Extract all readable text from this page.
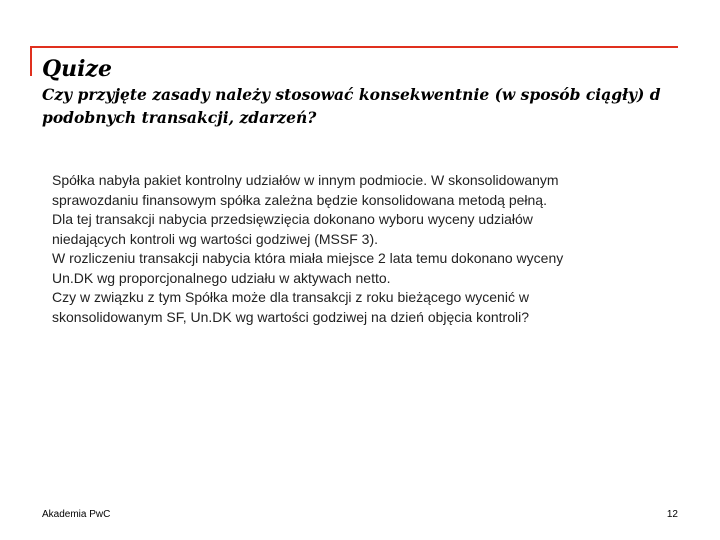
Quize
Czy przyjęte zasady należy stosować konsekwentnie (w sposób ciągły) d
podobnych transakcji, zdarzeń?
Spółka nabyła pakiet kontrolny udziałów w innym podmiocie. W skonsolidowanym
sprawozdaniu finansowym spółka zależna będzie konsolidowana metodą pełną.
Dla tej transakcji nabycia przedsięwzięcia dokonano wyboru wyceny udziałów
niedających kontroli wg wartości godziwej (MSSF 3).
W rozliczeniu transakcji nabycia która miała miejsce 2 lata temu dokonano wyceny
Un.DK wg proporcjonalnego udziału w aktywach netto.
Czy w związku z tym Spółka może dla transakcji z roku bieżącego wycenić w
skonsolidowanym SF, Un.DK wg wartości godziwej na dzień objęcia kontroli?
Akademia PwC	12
=-=-=
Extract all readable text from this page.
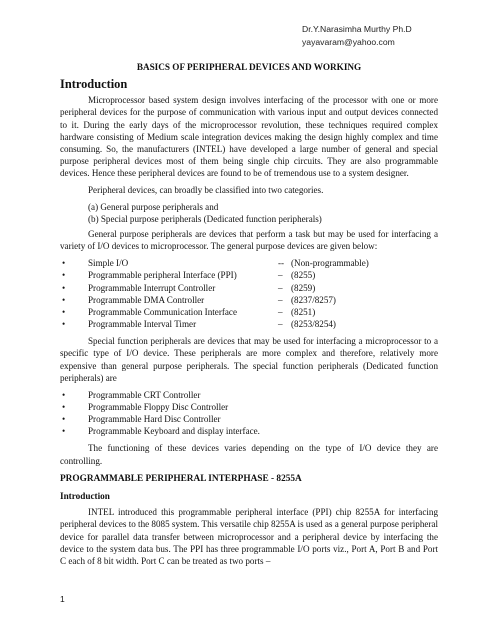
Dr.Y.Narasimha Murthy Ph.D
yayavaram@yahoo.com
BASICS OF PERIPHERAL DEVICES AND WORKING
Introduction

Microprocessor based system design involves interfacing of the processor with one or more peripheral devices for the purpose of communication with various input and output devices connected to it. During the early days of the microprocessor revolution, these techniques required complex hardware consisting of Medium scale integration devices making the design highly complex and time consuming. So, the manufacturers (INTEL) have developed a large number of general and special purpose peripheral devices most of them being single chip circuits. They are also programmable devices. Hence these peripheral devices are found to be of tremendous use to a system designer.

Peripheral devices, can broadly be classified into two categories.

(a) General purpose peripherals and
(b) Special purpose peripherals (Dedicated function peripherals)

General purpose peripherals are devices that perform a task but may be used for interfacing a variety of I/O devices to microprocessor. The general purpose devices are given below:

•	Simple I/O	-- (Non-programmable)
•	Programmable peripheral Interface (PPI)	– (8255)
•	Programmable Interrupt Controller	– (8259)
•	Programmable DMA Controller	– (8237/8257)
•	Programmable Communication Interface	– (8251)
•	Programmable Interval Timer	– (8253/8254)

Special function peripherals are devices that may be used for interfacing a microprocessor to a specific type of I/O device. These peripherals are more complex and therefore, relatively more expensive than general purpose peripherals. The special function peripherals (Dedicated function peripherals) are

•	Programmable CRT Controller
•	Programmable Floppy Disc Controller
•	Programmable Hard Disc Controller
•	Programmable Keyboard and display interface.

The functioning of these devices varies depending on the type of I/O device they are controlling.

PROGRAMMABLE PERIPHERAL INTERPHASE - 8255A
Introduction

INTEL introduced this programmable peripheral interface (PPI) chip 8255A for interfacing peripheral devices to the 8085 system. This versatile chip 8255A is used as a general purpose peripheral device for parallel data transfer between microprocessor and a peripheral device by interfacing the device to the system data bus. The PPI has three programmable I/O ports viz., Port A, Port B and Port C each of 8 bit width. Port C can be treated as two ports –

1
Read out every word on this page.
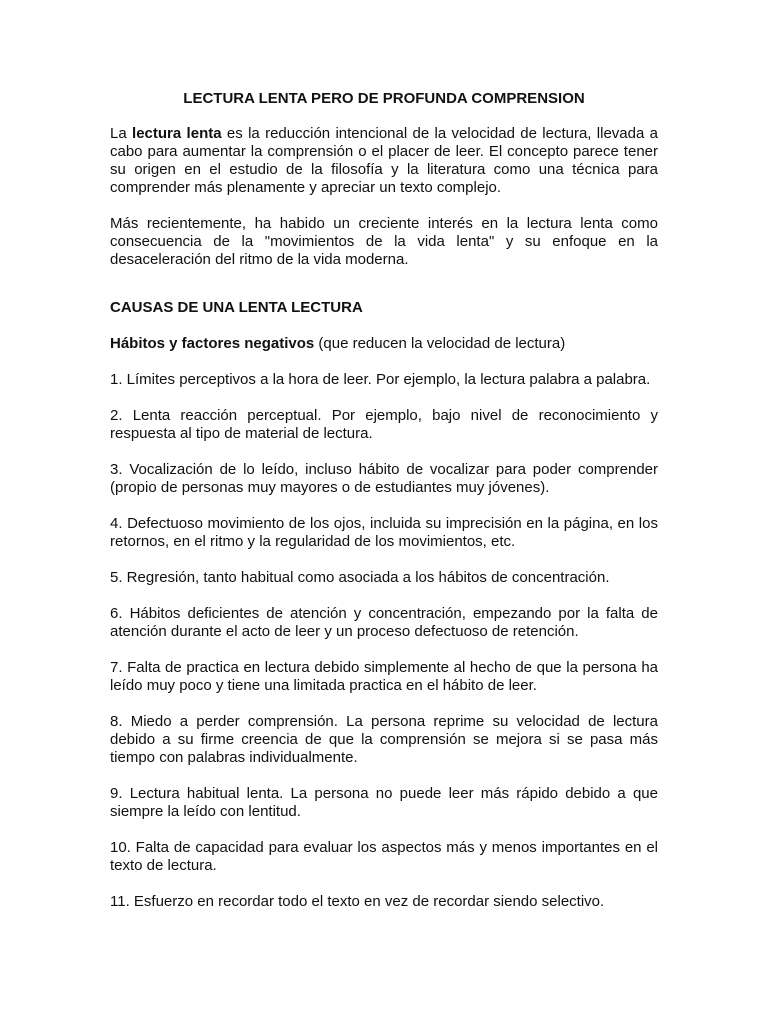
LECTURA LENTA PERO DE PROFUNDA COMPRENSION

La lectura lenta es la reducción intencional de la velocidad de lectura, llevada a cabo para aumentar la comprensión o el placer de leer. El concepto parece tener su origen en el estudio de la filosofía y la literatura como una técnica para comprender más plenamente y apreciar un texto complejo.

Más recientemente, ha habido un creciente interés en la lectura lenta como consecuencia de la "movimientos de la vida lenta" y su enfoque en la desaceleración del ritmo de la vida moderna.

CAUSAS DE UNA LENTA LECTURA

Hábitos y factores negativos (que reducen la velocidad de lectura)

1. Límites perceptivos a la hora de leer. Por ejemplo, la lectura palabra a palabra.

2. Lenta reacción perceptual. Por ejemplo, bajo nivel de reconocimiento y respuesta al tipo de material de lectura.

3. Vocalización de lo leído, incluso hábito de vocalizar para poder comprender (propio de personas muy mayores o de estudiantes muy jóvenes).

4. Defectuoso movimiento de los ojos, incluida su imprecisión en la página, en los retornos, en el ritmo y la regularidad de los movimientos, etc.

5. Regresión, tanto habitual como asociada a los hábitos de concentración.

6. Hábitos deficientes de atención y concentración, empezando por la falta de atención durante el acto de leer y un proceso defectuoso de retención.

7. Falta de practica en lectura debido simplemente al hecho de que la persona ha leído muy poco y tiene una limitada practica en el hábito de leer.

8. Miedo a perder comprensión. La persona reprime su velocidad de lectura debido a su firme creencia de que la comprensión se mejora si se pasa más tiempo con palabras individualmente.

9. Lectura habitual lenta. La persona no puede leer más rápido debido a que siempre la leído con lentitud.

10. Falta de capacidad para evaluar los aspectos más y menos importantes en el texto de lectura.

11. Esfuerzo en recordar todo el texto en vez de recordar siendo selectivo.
=-=-=
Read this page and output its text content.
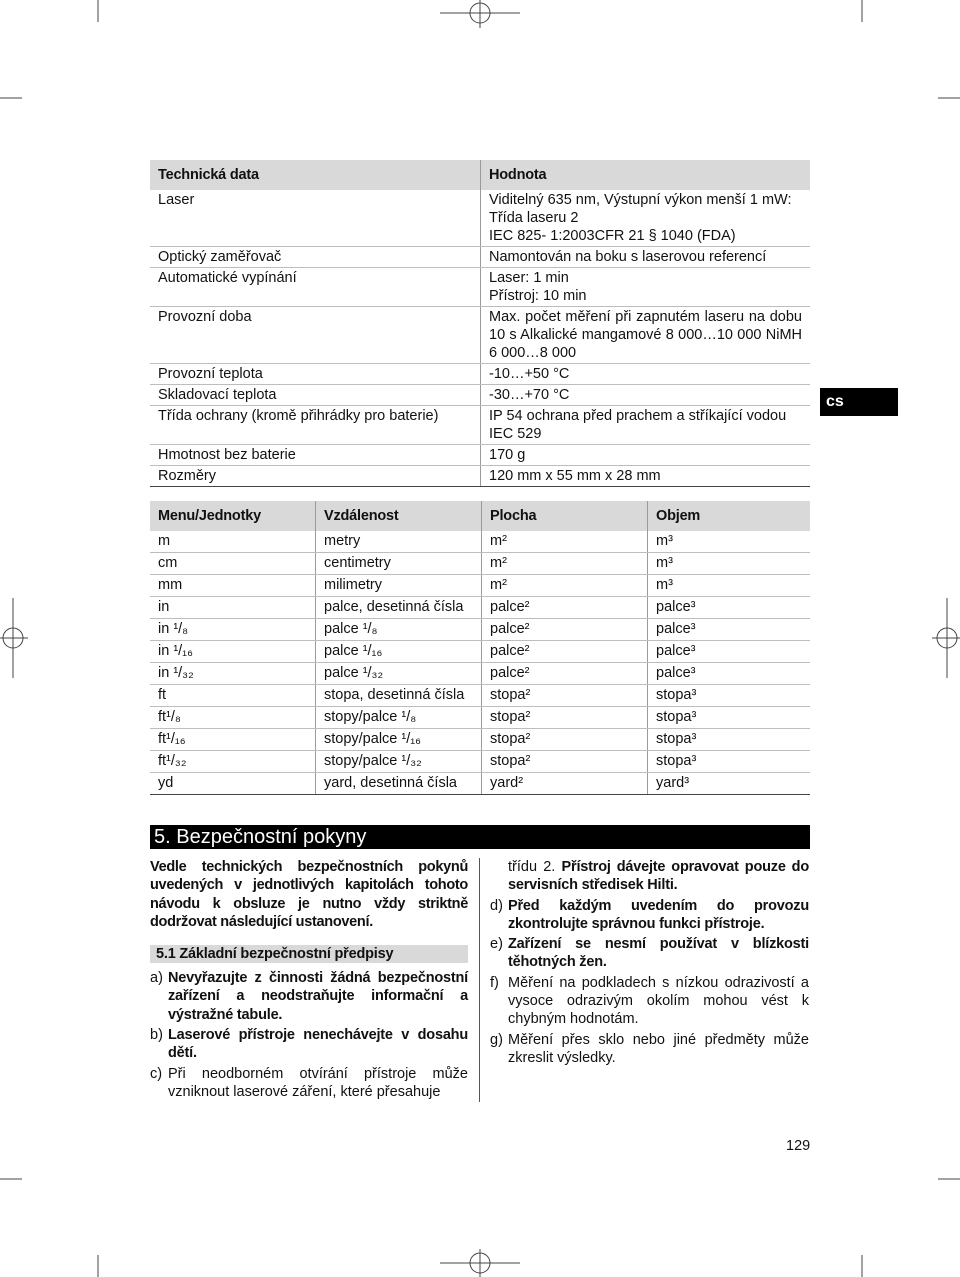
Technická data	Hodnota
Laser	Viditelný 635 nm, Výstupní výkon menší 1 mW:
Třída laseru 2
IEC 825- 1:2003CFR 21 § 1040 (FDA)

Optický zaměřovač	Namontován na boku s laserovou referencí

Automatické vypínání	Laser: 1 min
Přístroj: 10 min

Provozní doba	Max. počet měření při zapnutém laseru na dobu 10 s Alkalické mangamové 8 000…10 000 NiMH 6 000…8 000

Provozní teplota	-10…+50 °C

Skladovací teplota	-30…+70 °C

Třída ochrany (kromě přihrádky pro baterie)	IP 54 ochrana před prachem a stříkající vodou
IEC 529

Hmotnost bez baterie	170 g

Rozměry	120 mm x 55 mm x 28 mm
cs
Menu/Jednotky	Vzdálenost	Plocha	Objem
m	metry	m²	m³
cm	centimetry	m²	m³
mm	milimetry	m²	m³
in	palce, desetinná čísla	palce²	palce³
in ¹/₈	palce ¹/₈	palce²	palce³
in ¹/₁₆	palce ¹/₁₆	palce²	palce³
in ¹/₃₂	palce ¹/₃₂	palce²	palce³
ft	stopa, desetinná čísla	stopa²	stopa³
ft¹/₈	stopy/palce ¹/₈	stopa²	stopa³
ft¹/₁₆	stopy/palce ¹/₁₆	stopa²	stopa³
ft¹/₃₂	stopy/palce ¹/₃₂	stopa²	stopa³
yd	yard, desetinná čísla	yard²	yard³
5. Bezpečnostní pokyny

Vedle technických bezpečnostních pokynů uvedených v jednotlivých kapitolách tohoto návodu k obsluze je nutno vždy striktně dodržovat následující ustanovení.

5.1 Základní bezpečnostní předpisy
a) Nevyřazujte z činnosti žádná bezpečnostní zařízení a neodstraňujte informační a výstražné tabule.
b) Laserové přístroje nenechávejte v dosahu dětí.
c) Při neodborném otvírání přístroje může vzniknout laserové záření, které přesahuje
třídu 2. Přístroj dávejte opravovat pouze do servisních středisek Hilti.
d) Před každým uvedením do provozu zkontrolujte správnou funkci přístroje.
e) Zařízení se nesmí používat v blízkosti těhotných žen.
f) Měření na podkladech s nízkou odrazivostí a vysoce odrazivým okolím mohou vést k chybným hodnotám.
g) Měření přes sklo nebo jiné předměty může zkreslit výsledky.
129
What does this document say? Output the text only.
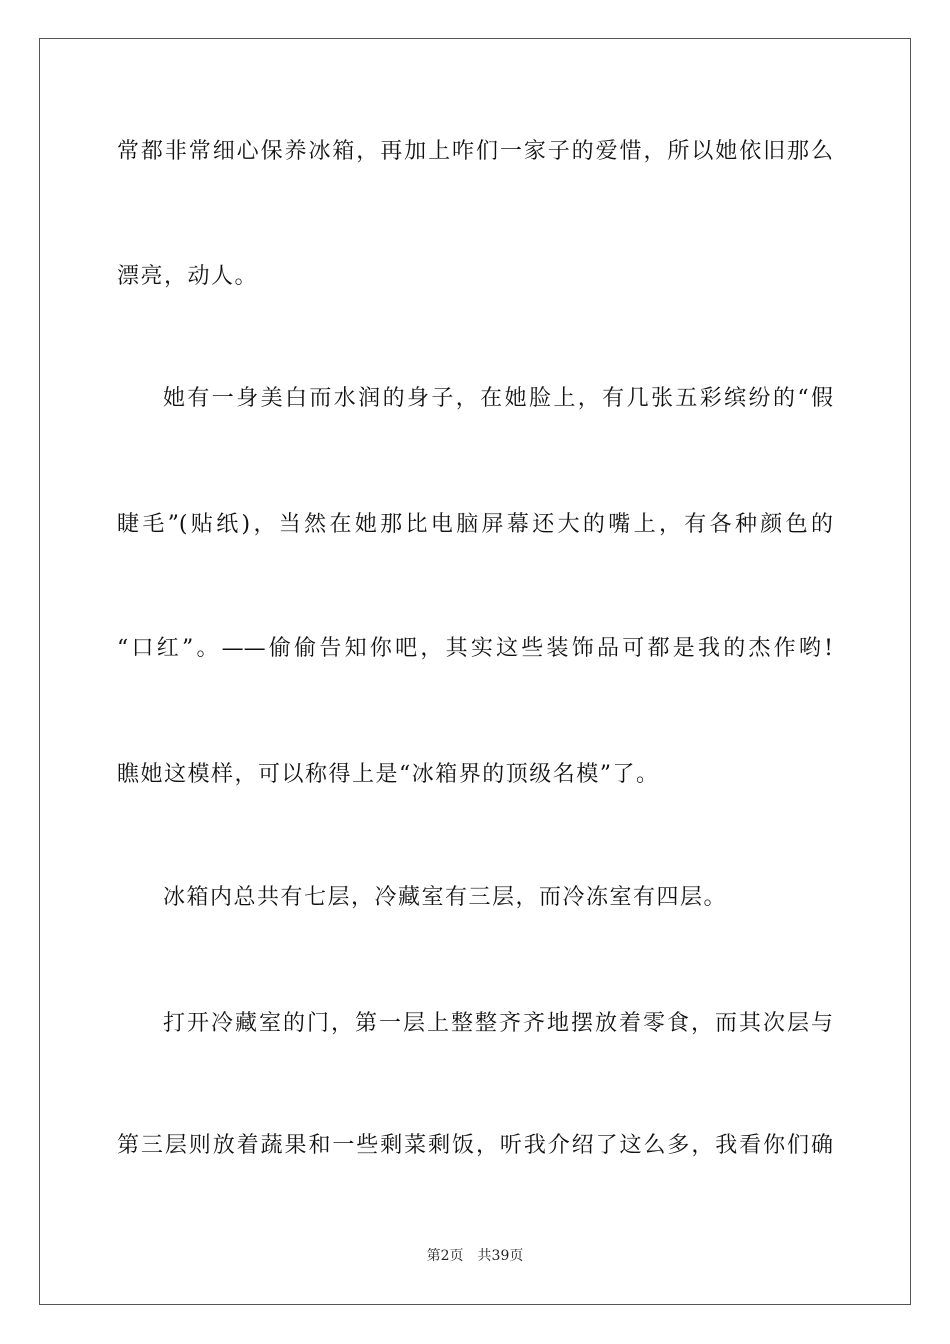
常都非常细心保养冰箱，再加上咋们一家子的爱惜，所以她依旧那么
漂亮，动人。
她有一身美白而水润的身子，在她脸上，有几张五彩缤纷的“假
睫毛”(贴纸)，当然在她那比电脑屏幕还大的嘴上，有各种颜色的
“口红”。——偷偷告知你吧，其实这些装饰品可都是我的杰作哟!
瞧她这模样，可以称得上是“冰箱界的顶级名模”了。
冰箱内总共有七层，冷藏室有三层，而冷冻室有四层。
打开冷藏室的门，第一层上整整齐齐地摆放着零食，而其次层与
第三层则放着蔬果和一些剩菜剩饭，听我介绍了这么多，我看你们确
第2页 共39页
=-=-=
Requirements » Scan the material for lines with the word "Controller", and copy each line you find.

Solution for this exercise »
•	Programmable Interrupt Controller	– (8259)
•	Programmable DMA Controller	– (8237/8257)
•	Programmable CRT Controller
•	Programmable Floppy Disc Controller
•	Programmable Hard Disc Controller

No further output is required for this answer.